-- START INPUT FOR THIS TASK --

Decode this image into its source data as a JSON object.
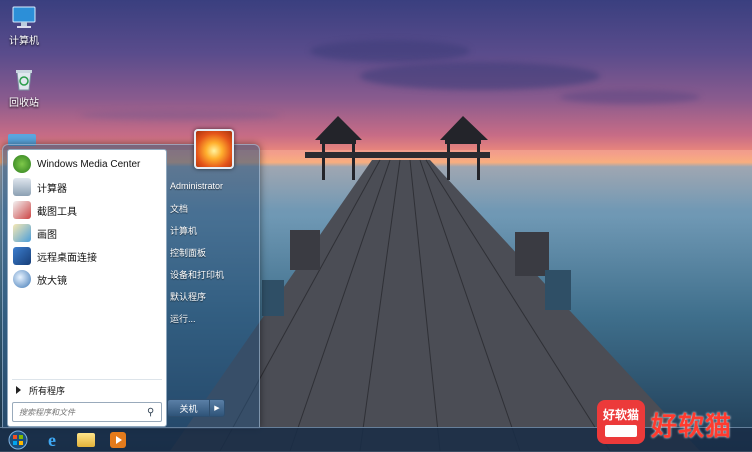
{
  "desktop": {
    "icons": [
      {
        "label": "计算机",
        "icon": "computer-icon"
      },
      {
        "label": "回收站",
        "icon": "recycle-bin-icon"
      }
    ]
  },
  "start_menu": {
    "programs": [
      {
        "label": "Windows Media Center",
        "icon": "media-center-icon"
      },
      {
        "label": "计算器",
        "icon": "calculator-icon"
      },
      {
        "label": "截图工具",
        "icon": "snipping-tool-icon"
      },
      {
        "label": "画图",
        "icon": "paint-icon"
      },
      {
        "label": "远程桌面连接",
        "icon": "remote-desktop-icon"
      },
      {
        "label": "放大镜",
        "icon": "magnifier-icon"
      }
    ],
    "all_programs": "所有程序",
    "search_placeholder": "搜索程序和文件",
    "user": "Administrator",
    "right_items": [
      "文档",
      "计算机",
      "控制面板",
      "设备和打印机",
      "默认程序",
      "运行..."
    ],
    "shutdown_label": "关机"
  },
  "taskbar": {
    "items": [
      "start-orb-icon",
      "internet-explorer-icon",
      "file-explorer-icon",
      "media-player-icon"
    ]
  },
  "watermark": {
    "badge_text": "好软猫",
    "text": "好软猫"
  },
  "colors": {
    "accent": "#2f5479",
    "watermark_red": "#ec3a3a"
  }
}
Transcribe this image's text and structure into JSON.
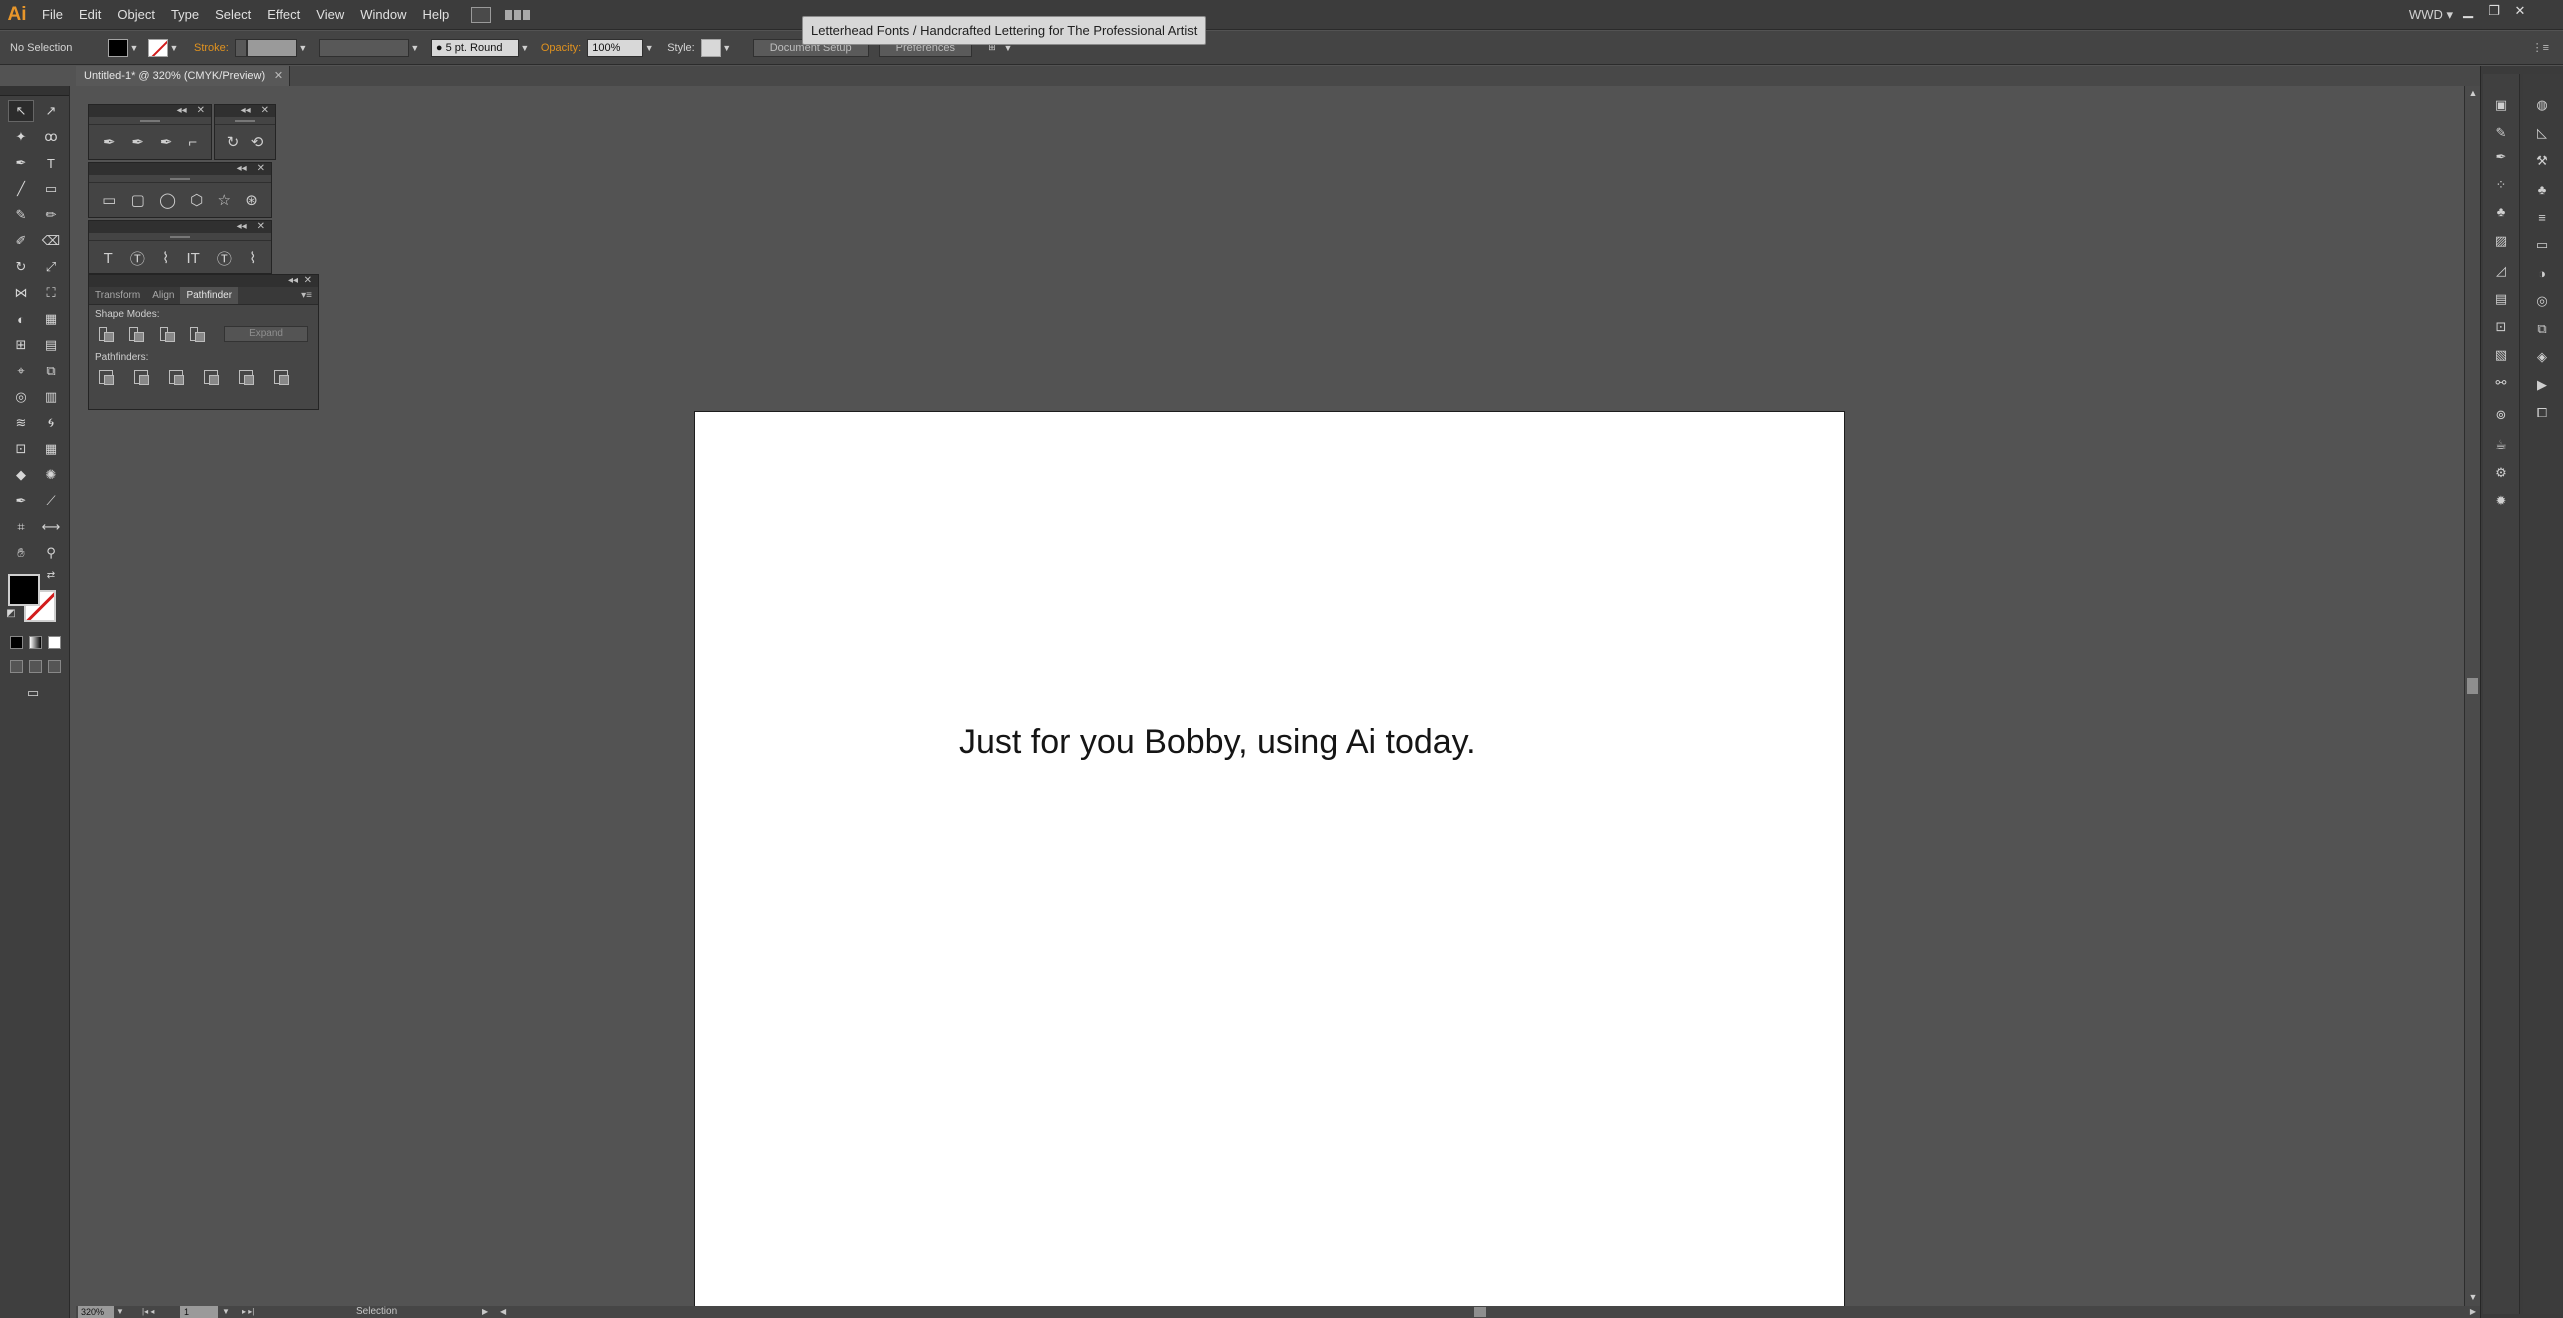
{
  "app": {
    "logo": "Ai",
    "menus": [
      "File",
      "Edit",
      "Object",
      "Type",
      "Select",
      "Effect",
      "View",
      "Window",
      "Help"
    ],
    "workspace": "WWD",
    "tooltip": "Letterhead Fonts / Handcrafted Lettering for The Professional Artist"
  },
  "control_bar": {
    "selection_label": "No Selection",
    "stroke_label": "Stroke:",
    "brush_value": "5 pt. Round",
    "opacity_label": "Opacity:",
    "opacity_value": "100%",
    "style_label": "Style:",
    "document_setup": "Document Setup",
    "preferences": "Preferences"
  },
  "document": {
    "tab_title": "Untitled-1* @ 320% (CMYK/Preview)",
    "artboard_text": "Just for you Bobby, using Ai today."
  },
  "pathfinder_panel": {
    "tabs": [
      "Transform",
      "Align",
      "Pathfinder"
    ],
    "active_tab": "Pathfinder",
    "shape_modes_label": "Shape Modes:",
    "pathfinders_label": "Pathfinders:",
    "expand_label": "Expand"
  },
  "status_bar": {
    "zoom": "320%",
    "page": "1",
    "tool": "Selection"
  },
  "colors": {
    "accent": "#e8962a",
    "none_slash": "#d21c1c"
  }
}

-- END INPUT FOR THIS TASK --

DO THIS
Print all the records again exactly; do not include any picture.

EXERCISE OUTPUT
Decode this image into its source data as a JSON object.
{
  "desktop": {
    "icons": [
      {
        "label": "计算机",
        "icon": "computer-icon"
      },
      {
        "label": "回收站",
        "icon": "recycle-bin-icon"
      }
    ]
  },
  "start_menu": {
    "programs": [
      {
        "label": "Windows Media Center",
        "icon": "media-center-icon"
      },
      {
        "label": "计算器",
        "icon": "calculator-icon"
      },
      {
        "label": "截图工具",
        "icon": "snipping-tool-icon"
      },
      {
        "label": "画图",
        "icon": "paint-icon"
      },
      {
        "label": "远程桌面连接",
        "icon": "remote-desktop-icon"
      },
      {
        "label": "放大镜",
        "icon": "magnifier-icon"
      }
    ],
    "all_programs": "所有程序",
    "search_placeholder": "搜索程序和文件",
    "user": "Administrator",
    "right_items": [
      "文档",
      "计算机",
      "控制面板",
      "设备和打印机",
      "默认程序",
      "运行..."
    ],
    "shutdown_label": "关机"
  },
  "taskbar": {
    "items": [
      "start-orb-icon",
      "internet-explorer-icon",
      "file-explorer-icon",
      "media-player-icon"
    ]
  },
  "watermark": {
    "badge_text": "好软猫",
    "text": "好软猫"
  },
  "colors": {
    "accent": "#2f5479",
    "watermark_red": "#ec3a3a"
  }
}
Transcribe this image's text and structure into JSON.
{
  "app": {
    "logo": "Ai",
    "menus": [
      "File",
      "Edit",
      "Object",
      "Type",
      "Select",
      "Effect",
      "View",
      "Window",
      "Help"
    ],
    "workspace": "WWD",
    "tooltip": "Letterhead Fonts / Handcrafted Lettering for The Professional Artist"
  },
  "control_bar": {
    "selection_label": "No Selection",
    "stroke_label": "Stroke:",
    "brush_value": "5 pt. Round",
    "opacity_label": "Opacity:",
    "opacity_value": "100%",
    "style_label": "Style:",
    "document_setup": "Document Setup",
    "preferences": "Preferences"
  },
  "document": {
    "tab_title": "Untitled-1* @ 320% (CMYK/Preview)",
    "artboard_text": "Just for you Bobby, using Ai today."
  },
  "pathfinder_panel": {
    "tabs": [
      "Transform",
      "Align",
      "Pathfinder"
    ],
    "active_tab": "Pathfinder",
    "shape_modes_label": "Shape Modes:",
    "pathfinders_label": "Pathfinders:",
    "expand_label": "Expand"
  },
  "status_bar": {
    "zoom": "320%",
    "page": "1",
    "tool": "Selection"
  },
  "colors": {
    "accent": "#e8962a",
    "none_slash": "#d21c1c"
  }
}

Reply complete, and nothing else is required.